● BRIEF
Reply with one number: how many lines contain the word "knots".

— Start of RECORDS TO USE —

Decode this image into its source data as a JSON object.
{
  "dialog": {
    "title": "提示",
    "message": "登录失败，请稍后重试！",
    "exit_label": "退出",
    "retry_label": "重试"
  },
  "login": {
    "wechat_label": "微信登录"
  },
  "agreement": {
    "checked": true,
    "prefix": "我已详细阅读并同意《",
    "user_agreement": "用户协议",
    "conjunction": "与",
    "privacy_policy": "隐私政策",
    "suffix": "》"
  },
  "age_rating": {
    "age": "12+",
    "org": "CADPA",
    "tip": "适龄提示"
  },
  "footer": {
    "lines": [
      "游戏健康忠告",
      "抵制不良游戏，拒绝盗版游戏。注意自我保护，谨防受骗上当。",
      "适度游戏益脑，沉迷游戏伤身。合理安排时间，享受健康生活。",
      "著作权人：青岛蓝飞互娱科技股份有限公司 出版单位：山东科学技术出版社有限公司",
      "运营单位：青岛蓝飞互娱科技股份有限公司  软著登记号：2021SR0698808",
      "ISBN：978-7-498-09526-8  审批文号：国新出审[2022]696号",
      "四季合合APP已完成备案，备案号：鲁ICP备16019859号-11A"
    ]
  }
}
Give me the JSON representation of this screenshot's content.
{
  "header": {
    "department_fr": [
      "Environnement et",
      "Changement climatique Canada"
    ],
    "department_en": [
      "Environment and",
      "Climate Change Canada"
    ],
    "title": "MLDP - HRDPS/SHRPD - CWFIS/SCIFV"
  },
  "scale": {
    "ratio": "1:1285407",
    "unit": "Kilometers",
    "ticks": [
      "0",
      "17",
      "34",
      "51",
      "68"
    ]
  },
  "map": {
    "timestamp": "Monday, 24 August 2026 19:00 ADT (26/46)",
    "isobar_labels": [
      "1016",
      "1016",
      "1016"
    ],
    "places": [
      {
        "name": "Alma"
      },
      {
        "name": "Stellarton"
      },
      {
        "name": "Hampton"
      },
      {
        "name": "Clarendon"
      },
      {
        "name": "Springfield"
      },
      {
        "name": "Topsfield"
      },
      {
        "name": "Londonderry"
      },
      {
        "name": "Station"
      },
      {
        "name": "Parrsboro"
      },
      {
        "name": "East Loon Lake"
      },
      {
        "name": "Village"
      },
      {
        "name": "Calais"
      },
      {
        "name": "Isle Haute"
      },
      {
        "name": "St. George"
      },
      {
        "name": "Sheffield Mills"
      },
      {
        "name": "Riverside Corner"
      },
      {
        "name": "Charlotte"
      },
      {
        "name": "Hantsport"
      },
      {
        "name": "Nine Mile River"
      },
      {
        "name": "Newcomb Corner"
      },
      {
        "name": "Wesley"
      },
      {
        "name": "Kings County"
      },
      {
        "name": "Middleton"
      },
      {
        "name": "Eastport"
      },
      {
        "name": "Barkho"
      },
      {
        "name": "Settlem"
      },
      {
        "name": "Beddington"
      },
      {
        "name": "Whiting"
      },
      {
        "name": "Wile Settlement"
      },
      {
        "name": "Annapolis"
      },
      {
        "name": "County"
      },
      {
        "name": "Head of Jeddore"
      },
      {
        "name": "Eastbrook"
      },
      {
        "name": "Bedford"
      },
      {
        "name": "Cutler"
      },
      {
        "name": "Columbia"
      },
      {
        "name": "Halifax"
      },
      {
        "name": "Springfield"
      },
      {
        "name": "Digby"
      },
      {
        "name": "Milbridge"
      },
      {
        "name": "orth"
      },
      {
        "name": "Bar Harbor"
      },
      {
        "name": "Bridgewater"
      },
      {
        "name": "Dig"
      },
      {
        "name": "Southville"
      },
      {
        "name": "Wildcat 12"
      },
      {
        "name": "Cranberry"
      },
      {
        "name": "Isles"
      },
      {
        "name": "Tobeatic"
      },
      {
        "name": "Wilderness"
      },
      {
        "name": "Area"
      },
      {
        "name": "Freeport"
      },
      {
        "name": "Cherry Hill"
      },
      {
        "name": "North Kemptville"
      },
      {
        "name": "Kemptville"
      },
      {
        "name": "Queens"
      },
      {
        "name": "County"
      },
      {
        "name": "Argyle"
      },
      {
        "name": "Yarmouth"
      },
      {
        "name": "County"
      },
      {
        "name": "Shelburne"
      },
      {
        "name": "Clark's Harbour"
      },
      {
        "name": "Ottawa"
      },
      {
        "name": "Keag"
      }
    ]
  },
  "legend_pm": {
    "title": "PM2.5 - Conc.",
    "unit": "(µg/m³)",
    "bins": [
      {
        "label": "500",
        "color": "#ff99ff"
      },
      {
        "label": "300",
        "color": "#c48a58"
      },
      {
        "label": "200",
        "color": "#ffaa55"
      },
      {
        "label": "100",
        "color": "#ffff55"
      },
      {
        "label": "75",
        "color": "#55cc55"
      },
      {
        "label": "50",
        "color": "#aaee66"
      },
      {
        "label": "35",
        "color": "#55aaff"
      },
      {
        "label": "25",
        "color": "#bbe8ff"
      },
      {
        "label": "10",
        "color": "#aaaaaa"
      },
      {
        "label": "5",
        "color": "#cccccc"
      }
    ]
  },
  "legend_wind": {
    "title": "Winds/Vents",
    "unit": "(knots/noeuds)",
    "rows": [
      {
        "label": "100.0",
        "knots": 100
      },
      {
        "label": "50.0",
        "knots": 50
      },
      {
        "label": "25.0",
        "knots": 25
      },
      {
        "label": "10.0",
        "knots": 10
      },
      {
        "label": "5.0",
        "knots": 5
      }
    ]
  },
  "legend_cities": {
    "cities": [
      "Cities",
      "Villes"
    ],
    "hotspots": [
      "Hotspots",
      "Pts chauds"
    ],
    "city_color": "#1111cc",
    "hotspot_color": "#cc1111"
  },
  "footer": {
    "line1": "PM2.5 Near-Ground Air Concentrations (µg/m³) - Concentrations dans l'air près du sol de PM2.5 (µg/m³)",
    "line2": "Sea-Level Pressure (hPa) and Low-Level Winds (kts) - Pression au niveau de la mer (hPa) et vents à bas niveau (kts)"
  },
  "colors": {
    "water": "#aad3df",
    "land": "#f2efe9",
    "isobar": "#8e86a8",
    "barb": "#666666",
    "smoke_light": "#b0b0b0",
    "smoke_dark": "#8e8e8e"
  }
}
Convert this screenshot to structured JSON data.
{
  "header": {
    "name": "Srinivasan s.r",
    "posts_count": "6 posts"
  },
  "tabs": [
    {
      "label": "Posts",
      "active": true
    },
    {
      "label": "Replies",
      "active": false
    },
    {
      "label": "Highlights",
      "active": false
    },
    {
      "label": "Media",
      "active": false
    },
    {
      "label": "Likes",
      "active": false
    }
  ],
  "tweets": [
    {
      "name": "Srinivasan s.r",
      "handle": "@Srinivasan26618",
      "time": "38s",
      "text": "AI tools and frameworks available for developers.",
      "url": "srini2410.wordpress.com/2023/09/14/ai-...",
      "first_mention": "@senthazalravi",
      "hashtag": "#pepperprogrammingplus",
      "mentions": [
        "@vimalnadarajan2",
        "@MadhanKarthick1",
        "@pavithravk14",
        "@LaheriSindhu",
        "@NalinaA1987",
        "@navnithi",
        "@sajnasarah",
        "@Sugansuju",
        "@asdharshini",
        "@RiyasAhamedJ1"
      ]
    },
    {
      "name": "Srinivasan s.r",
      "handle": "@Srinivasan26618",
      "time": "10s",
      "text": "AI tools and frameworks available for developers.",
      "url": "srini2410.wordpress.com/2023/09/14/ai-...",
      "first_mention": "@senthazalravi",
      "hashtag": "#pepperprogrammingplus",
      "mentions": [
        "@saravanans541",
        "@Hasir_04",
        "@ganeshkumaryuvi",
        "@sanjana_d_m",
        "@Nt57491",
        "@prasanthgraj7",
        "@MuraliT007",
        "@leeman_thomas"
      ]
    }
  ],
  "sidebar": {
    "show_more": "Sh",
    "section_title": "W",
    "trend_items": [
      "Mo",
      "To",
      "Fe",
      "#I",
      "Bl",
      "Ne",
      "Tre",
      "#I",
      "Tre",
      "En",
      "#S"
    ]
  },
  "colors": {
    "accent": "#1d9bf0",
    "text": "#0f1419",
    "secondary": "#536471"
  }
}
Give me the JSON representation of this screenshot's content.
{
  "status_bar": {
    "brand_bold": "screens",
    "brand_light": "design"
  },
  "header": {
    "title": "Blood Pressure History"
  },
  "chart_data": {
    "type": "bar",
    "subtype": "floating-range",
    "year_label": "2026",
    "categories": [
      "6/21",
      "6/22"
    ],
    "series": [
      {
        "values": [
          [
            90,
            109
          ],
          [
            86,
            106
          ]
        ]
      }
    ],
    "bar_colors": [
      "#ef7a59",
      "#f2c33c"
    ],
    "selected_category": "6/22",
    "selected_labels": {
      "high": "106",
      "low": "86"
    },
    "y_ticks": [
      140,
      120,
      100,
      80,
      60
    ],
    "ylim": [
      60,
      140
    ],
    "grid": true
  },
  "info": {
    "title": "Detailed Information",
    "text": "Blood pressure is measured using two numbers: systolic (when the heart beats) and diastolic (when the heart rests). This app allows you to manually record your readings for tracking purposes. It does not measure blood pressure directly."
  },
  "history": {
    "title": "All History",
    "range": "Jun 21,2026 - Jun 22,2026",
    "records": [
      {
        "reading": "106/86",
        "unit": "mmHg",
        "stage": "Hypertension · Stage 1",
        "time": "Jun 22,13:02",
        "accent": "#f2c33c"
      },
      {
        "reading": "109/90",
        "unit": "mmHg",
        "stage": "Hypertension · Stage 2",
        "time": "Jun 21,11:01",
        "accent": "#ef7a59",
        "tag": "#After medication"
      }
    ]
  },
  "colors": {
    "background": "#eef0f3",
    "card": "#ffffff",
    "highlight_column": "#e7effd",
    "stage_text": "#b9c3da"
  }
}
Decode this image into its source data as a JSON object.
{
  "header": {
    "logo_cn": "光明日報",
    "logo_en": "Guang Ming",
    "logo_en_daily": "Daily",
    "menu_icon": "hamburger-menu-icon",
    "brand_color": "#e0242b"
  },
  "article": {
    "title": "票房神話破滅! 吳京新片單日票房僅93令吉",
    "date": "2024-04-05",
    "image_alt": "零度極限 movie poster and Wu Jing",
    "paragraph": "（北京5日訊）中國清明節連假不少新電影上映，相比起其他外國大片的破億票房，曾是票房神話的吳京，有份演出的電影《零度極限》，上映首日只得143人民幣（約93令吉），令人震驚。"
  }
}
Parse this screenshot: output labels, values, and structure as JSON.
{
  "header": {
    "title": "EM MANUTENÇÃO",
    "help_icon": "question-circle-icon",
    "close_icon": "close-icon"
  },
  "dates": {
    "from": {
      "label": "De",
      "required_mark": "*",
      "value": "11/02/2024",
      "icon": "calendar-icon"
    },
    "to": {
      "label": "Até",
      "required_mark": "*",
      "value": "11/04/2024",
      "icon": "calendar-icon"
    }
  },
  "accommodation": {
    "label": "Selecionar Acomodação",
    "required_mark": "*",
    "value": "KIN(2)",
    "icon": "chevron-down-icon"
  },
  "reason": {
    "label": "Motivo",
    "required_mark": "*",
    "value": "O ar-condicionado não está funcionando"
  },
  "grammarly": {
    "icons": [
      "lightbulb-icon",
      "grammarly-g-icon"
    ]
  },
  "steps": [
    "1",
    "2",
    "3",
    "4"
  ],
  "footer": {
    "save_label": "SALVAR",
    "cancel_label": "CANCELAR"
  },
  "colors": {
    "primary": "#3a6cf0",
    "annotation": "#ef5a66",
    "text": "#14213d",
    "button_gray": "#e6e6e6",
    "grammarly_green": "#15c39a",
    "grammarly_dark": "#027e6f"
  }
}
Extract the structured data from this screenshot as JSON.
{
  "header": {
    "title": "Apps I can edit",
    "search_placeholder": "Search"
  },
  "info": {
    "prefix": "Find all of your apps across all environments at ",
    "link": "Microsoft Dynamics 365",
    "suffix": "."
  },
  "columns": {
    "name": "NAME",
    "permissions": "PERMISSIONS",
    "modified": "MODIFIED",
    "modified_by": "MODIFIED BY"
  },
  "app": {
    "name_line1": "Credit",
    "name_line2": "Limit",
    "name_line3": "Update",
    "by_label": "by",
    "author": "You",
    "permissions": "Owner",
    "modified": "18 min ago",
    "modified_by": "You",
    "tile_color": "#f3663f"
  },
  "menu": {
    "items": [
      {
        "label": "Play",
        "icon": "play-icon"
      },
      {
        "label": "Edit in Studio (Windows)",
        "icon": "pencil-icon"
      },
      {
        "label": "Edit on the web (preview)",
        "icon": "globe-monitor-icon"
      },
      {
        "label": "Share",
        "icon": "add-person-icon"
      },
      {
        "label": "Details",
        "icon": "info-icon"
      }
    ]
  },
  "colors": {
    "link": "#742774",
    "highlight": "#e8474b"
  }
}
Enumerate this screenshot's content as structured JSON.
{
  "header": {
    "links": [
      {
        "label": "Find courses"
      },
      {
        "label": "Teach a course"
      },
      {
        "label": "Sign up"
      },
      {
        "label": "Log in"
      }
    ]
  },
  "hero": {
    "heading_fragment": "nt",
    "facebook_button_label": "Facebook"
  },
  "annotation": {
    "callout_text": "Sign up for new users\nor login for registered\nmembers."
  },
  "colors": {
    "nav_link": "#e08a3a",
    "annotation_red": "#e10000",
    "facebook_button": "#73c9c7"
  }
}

— End of RECORDS TO USE —

● COMPLETE RESPONSE
6